-- begin --

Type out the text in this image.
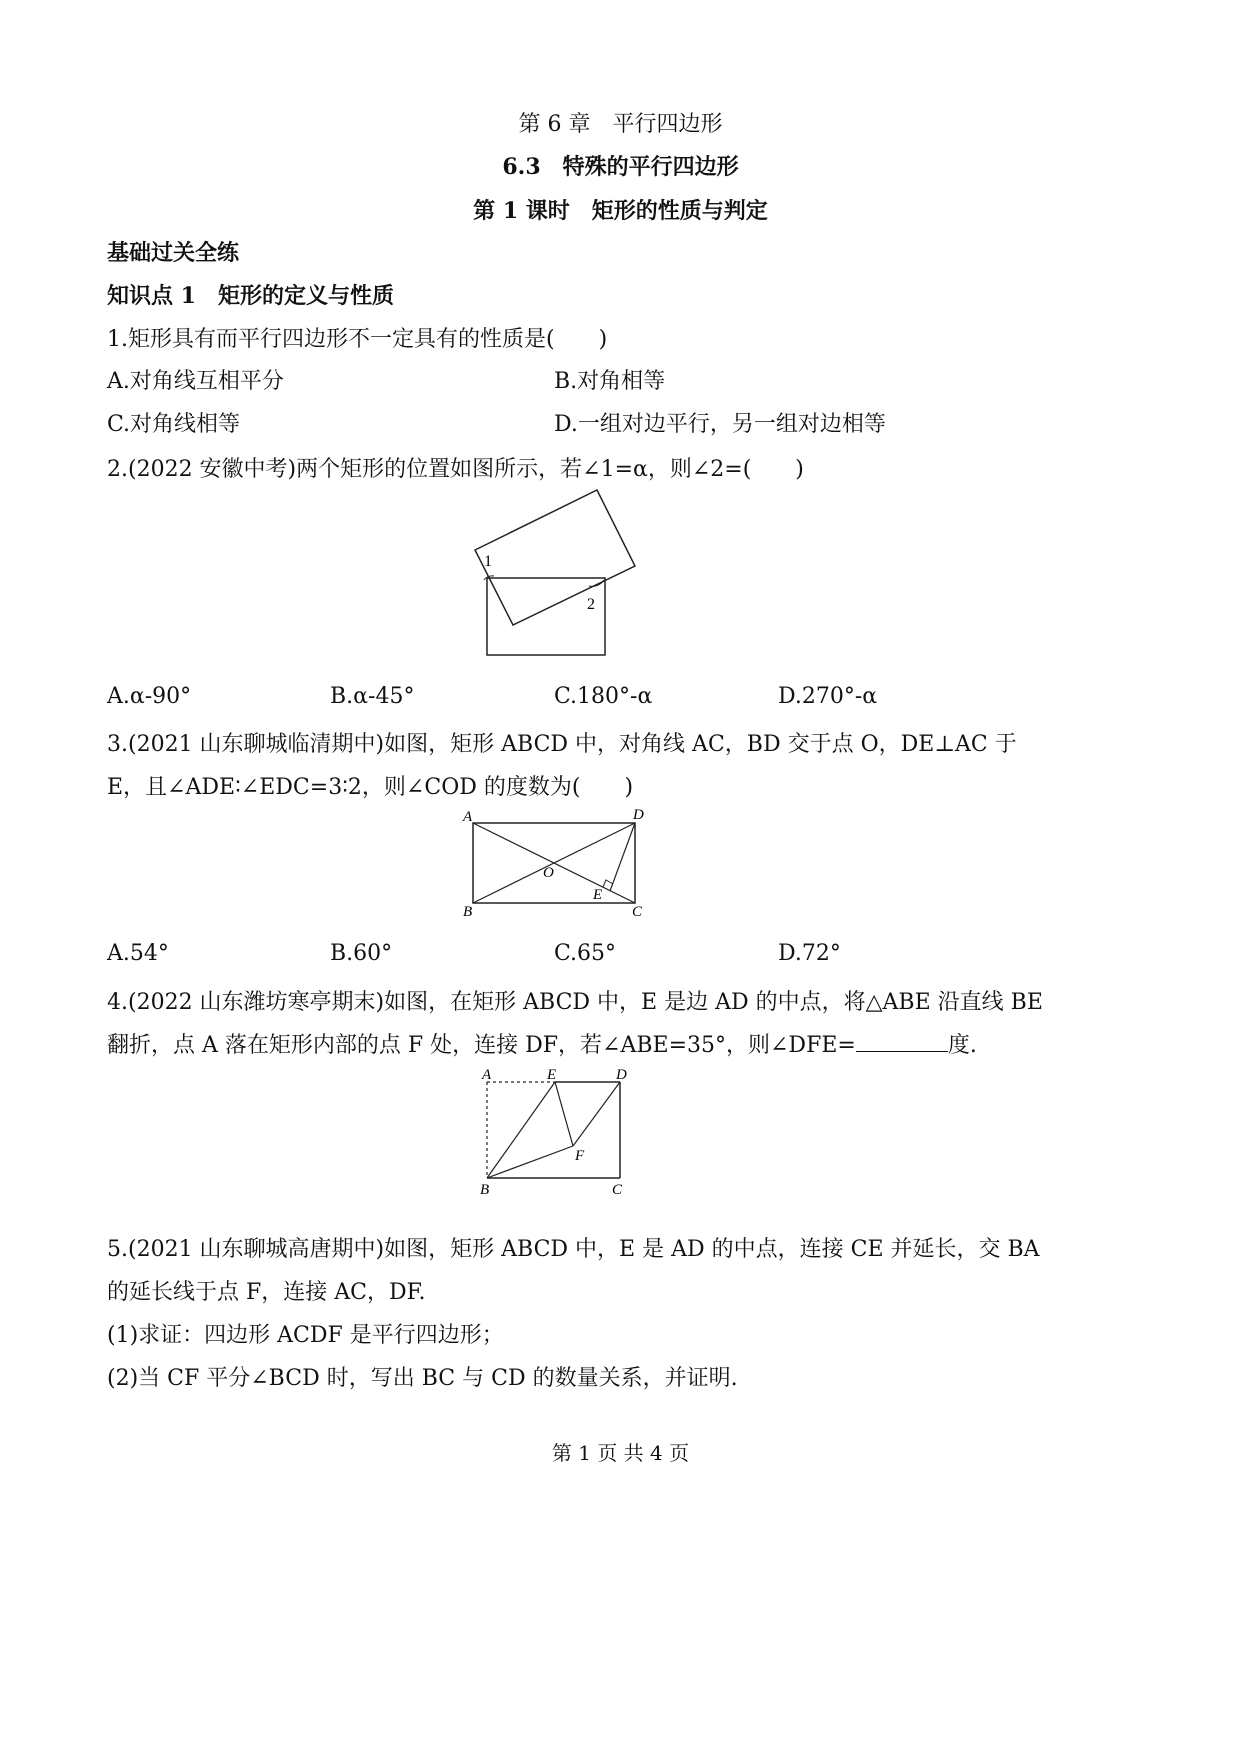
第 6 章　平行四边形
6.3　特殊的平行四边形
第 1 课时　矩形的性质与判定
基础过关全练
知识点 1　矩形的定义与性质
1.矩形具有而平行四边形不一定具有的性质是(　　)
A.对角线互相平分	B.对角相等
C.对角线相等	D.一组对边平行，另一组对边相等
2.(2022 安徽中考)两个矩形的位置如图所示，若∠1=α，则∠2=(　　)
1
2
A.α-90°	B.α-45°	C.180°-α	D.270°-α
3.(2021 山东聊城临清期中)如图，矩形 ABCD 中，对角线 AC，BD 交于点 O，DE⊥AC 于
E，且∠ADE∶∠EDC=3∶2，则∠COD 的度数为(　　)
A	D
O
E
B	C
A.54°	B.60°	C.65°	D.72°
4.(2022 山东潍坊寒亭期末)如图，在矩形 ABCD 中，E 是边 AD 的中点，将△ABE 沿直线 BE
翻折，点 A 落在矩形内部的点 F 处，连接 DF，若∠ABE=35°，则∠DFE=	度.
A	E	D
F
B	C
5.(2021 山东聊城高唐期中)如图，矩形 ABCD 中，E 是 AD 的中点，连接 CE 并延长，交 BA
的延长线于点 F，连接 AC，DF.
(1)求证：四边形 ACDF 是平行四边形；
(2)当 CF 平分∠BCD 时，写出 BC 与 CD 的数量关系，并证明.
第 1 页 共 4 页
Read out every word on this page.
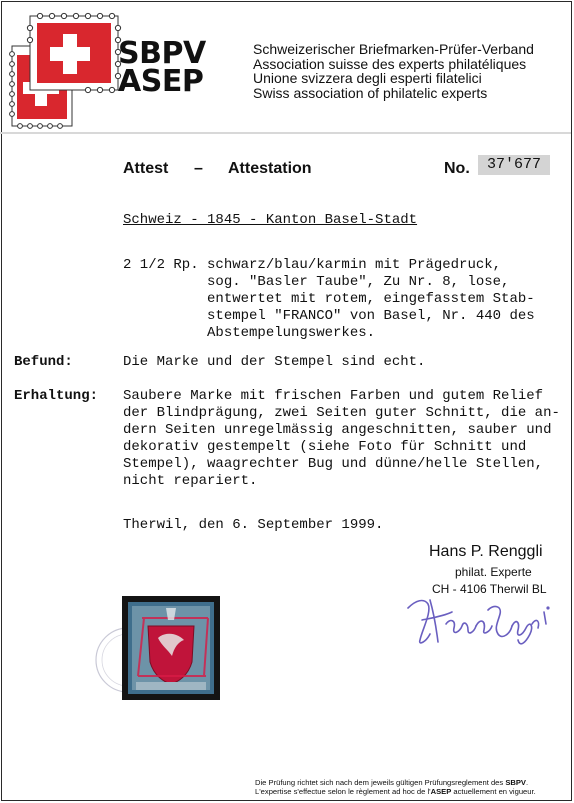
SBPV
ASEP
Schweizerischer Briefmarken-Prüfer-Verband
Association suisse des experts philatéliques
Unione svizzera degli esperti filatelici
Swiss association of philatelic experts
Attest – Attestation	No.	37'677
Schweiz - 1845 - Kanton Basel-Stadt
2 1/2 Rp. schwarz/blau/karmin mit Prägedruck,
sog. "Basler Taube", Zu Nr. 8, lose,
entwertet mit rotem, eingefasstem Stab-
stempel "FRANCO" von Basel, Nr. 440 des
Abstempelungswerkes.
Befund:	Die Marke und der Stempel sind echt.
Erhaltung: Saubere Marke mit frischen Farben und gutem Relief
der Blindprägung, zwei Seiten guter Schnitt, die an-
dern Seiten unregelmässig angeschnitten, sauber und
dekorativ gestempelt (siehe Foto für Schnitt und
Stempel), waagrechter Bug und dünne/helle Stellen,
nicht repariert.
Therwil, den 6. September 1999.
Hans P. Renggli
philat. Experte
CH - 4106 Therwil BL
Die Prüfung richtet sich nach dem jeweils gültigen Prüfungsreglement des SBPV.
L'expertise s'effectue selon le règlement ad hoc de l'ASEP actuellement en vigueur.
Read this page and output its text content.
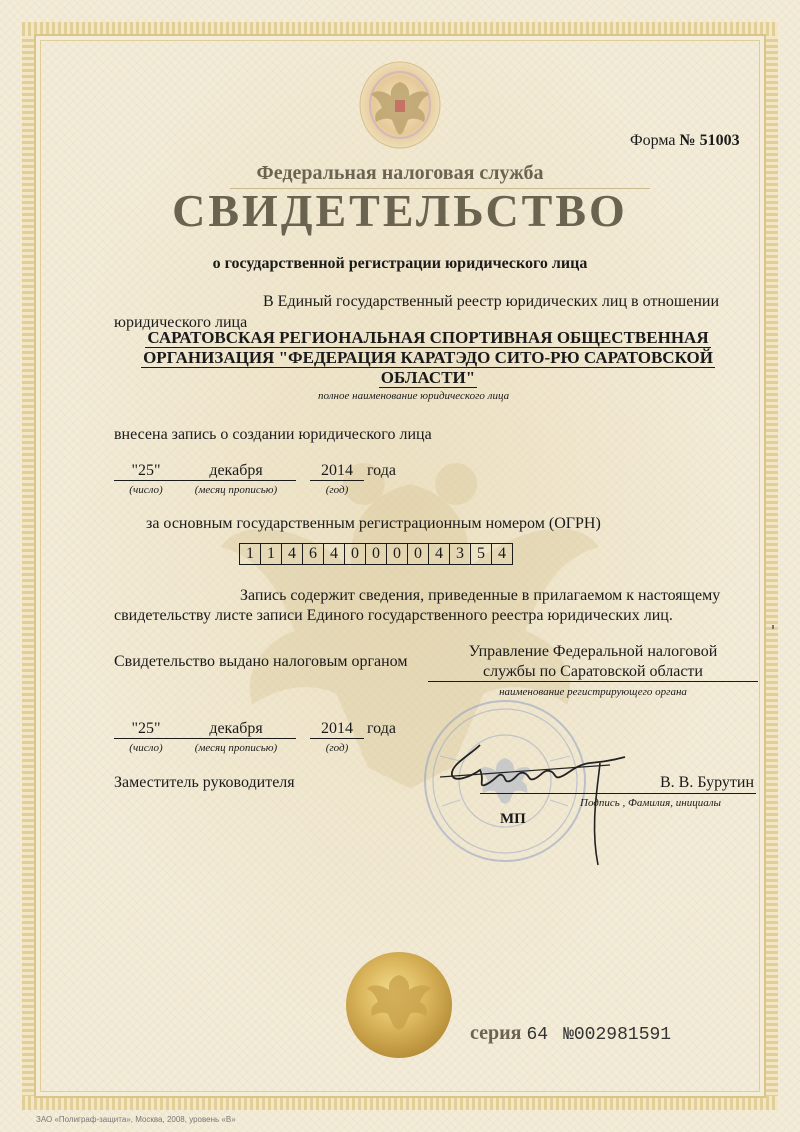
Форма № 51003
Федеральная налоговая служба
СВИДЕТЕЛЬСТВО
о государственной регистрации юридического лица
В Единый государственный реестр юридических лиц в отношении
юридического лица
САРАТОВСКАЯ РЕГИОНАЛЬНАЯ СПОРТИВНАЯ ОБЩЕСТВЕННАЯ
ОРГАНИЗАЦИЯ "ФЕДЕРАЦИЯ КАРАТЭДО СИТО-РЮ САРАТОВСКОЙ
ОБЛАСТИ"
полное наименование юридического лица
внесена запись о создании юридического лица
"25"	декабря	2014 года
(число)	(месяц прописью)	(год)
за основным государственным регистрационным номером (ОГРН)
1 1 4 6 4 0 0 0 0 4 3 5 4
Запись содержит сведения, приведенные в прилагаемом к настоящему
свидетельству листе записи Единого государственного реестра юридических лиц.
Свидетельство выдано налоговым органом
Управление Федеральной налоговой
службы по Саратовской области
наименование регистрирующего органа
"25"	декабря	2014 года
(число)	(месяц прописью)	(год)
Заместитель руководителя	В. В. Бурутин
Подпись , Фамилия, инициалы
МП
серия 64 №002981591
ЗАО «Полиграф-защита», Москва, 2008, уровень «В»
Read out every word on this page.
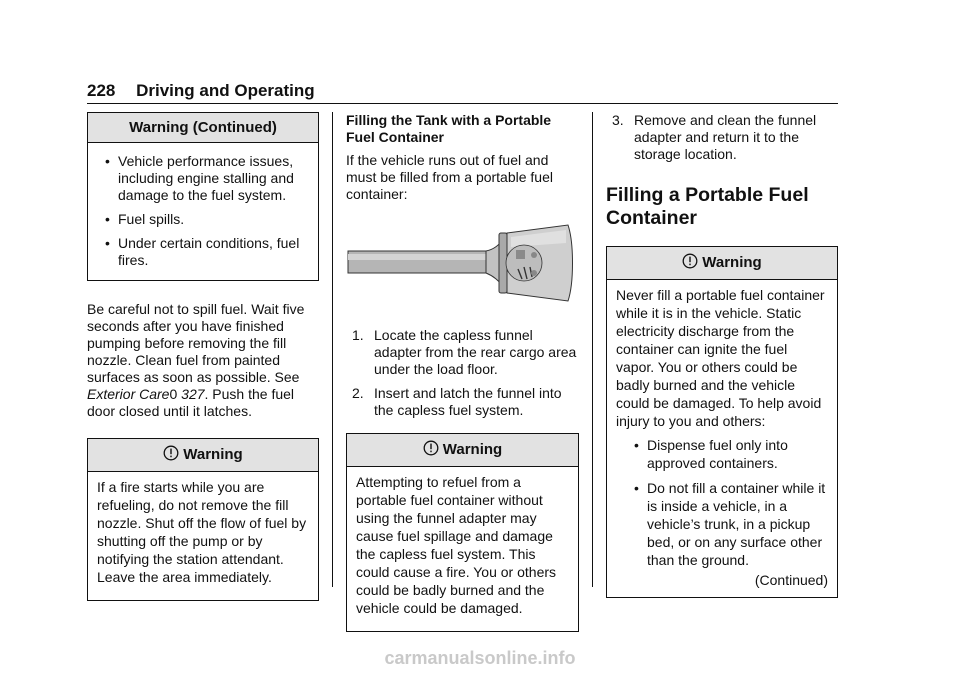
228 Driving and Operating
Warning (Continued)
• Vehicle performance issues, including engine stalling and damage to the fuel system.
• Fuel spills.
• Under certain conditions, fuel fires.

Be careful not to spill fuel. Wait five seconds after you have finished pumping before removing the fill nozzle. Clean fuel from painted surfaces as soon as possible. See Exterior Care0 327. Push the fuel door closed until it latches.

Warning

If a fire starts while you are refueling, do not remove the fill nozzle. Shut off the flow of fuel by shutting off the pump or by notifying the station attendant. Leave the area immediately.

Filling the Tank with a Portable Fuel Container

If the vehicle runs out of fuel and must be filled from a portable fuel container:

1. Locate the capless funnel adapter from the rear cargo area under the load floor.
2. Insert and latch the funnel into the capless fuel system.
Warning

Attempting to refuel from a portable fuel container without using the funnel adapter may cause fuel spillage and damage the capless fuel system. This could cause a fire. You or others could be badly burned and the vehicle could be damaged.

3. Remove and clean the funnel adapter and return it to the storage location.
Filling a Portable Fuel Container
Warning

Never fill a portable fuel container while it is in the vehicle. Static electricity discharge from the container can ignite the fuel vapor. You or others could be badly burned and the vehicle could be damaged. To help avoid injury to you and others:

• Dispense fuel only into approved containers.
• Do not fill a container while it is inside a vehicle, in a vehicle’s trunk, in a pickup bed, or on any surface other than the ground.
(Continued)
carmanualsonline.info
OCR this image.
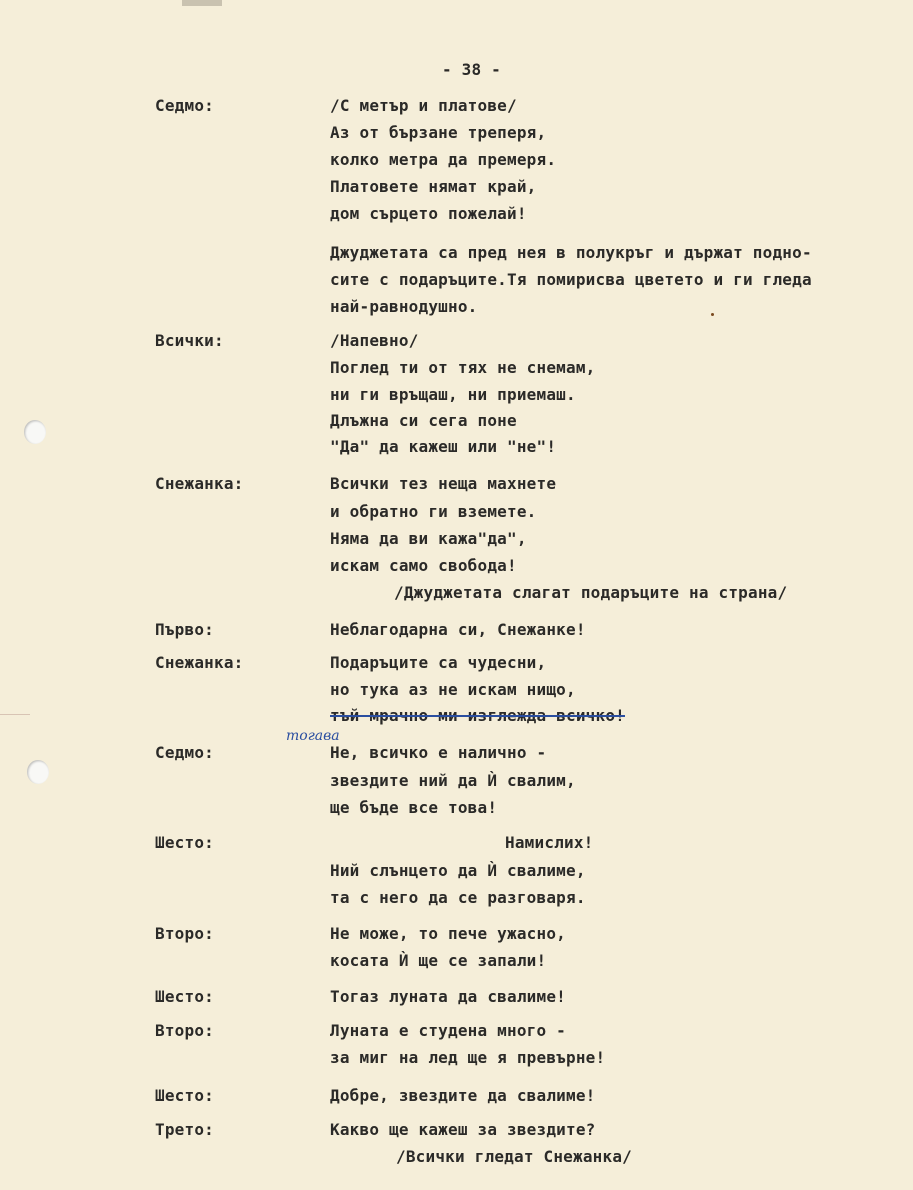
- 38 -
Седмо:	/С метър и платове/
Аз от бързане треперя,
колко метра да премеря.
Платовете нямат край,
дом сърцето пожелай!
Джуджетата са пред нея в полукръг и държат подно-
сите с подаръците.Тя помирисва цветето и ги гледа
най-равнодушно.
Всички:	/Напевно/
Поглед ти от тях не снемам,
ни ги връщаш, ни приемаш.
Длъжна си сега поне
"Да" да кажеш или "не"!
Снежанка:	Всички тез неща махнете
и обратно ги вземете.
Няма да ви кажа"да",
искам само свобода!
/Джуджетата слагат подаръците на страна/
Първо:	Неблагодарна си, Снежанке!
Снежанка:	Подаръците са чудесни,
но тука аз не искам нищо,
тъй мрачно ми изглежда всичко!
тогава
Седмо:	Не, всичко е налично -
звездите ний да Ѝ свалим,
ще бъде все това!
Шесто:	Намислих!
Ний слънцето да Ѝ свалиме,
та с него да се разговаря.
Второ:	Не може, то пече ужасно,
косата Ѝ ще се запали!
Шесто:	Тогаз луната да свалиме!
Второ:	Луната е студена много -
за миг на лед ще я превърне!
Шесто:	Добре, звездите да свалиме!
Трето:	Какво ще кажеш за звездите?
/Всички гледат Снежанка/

-- end --

#### PROBLEM DETAILS:
Transcribe the preceding listing in its entirety and with exact wording, leaving out pictures.

#### EXERCISE RESPONSE:
Type out the text in this image.
第 6 章　平行四边形
6.3　特殊的平行四边形
第 1 课时　矩形的性质与判定
基础过关全练
知识点 1　矩形的定义与性质
1.矩形具有而平行四边形不一定具有的性质是(　　)
A.对角线互相平分	B.对角相等
C.对角线相等	D.一组对边平行，另一组对边相等
2.(2022 安徽中考)两个矩形的位置如图所示，若∠1=α，则∠2=(　　)
1
2
A.α-90°	B.α-45°	C.180°-α	D.270°-α
3.(2021 山东聊城临清期中)如图，矩形 ABCD 中，对角线 AC，BD 交于点 O，DE⊥AC 于
E，且∠ADE∶∠EDC=3∶2，则∠COD 的度数为(　　)
A	D
O
E
B	C
A.54°	B.60°	C.65°	D.72°
4.(2022 山东潍坊寒亭期末)如图，在矩形 ABCD 中，E 是边 AD 的中点，将△ABE 沿直线 BE
翻折，点 A 落在矩形内部的点 F 处，连接 DF，若∠ABE=35°，则∠DFE=	度.
A	E	D
F
B	C
5.(2021 山东聊城高唐期中)如图，矩形 ABCD 中，E 是 AD 的中点，连接 CE 并延长，交 BA
的延长线于点 F，连接 AC，DF.
(1)求证：四边形 ACDF 是平行四边形；
(2)当 CF 平分∠BCD 时，写出 BC 与 CD 的数量关系，并证明.
第 1 页 共 4 页
Read out every word on this page.
SBPV
ASEP
Schweizerischer Briefmarken-Prüfer-Verband
Association suisse des experts philatéliques
Unione svizzera degli esperti filatelici
Swiss association of philatelic experts
Attest – Attestation	No.	37'677
Schweiz - 1845 - Kanton Basel-Stadt
2 1/2 Rp. schwarz/blau/karmin mit Prägedruck,
sog. "Basler Taube", Zu Nr. 8, lose,
entwertet mit rotem, eingefasstem Stab-
stempel "FRANCO" von Basel, Nr. 440 des
Abstempelungswerkes.
Befund:	Die Marke und der Stempel sind echt.
Erhaltung: Saubere Marke mit frischen Farben und gutem Relief
der Blindprägung, zwei Seiten guter Schnitt, die an-
dern Seiten unregelmässig angeschnitten, sauber und
dekorativ gestempelt (siehe Foto für Schnitt und
Stempel), waagrechter Bug und dünne/helle Stellen,
nicht repariert.
Therwil, den 6. September 1999.
Hans P. Renggli
philat. Experte
CH - 4106 Therwil BL
Die Prüfung richtet sich nach dem jeweils gültigen Prüfungsreglement des SBPV.
L'expertise s'effectue selon le règlement ad hoc de l'ASEP actuellement en vigueur.
Read this page and output its text content.
Форма № 51003
Федеральная налоговая служба
СВИДЕТЕЛЬСТВО
о государственной регистрации юридического лица
В Единый государственный реестр юридических лиц в отношении
юридического лица
САРАТОВСКАЯ РЕГИОНАЛЬНАЯ СПОРТИВНАЯ ОБЩЕСТВЕННАЯ
ОРГАНИЗАЦИЯ "ФЕДЕРАЦИЯ КАРАТЭДО СИТО-РЮ САРАТОВСКОЙ
ОБЛАСТИ"
полное наименование юридического лица
внесена запись о создании юридического лица
"25"	декабря	2014 года
(число)	(месяц прописью)	(год)
за основным государственным регистрационным номером (ОГРН)
1 1 4 6 4 0 0 0 0 4 3 5 4
Запись содержит сведения, приведенные в прилагаемом к настоящему
свидетельству листе записи Единого государственного реестра юридических лиц.
Свидетельство выдано налоговым органом
Управление Федеральной налоговой
службы по Саратовской области
наименование регистрирующего органа
"25"	декабря	2014 года
(число)	(месяц прописью)	(год)
Заместитель руководителя	В. В. Бурутин
Подпись , Фамилия, инициалы
МП
серия 64 №002981591
ЗАО «Полиграф-защита», Москва, 2008, уровень «В»
Read out every word on this page.
228 Driving and Operating
Warning (Continued)
• Vehicle performance issues, including engine stalling and damage to the fuel system.
• Fuel spills.
• Under certain conditions, fuel fires.

Be careful not to spill fuel. Wait five seconds after you have finished pumping before removing the fill nozzle. Clean fuel from painted surfaces as soon as possible. See Exterior Care0 327. Push the fuel door closed until it latches.

Warning

If a fire starts while you are refueling, do not remove the fill nozzle. Shut off the flow of fuel by shutting off the pump or by notifying the station attendant. Leave the area immediately.

Filling the Tank with a Portable Fuel Container

If the vehicle runs out of fuel and must be filled from a portable fuel container:

1. Locate the capless funnel adapter from the rear cargo area under the load floor.
2. Insert and latch the funnel into the capless fuel system.
Warning

Attempting to refuel from a portable fuel container without using the funnel adapter may cause fuel spillage and damage the capless fuel system. This could cause a fire. You or others could be badly burned and the vehicle could be damaged.

3. Remove and clean the funnel adapter and return it to the storage location.
Filling a Portable Fuel Container
Warning

Never fill a portable fuel container while it is in the vehicle. Static electricity discharge from the container can ignite the fuel vapor. You or others could be badly burned and the vehicle could be damaged. To help avoid injury to you and others:

• Dispense fuel only into approved containers.
• Do not fill a container while it is inside a vehicle, in a vehicle’s trunk, in a pickup bed, or on any surface other than the ground.
(Continued)
carmanualsonline.info
OCR this image.
- 38 -
Седмо:	/С метър и платове/
Аз от бързане треперя,
колко метра да премеря.
Платовете нямат край,
дом сърцето пожелай!
Джуджетата са пред нея в полукръг и държат подно-
сите с подаръците.Тя помирисва цветето и ги гледа
най-равнодушно.
Всички:	/Напевно/
Поглед ти от тях не снемам,
ни ги връщаш, ни приемаш.
Длъжна си сега поне
"Да" да кажеш или "не"!
Снежанка:	Всички тез неща махнете
и обратно ги вземете.
Няма да ви кажа"да",
искам само свобода!
/Джуджетата слагат подаръците на страна/
Първо:	Неблагодарна си, Снежанке!
Снежанка:	Подаръците са чудесни,
но тука аз не искам нищо,
тъй мрачно ми изглежда всичко!
тогава
Седмо:	Не, всичко е налично -
звездите ний да Ѝ свалим,
ще бъде все това!
Шесто:	Намислих!
Ний слънцето да Ѝ свалиме,
та с него да се разговаря.
Второ:	Не може, то пече ужасно,
косата Ѝ ще се запали!
Шесто:	Тогаз луната да свалиме!
Второ:	Луната е студена много -
за миг на лед ще я превърне!
Шесто:	Добре, звездите да свалиме!
Трето:	Какво ще кажеш за звездите?
/Всички гледат Снежанка/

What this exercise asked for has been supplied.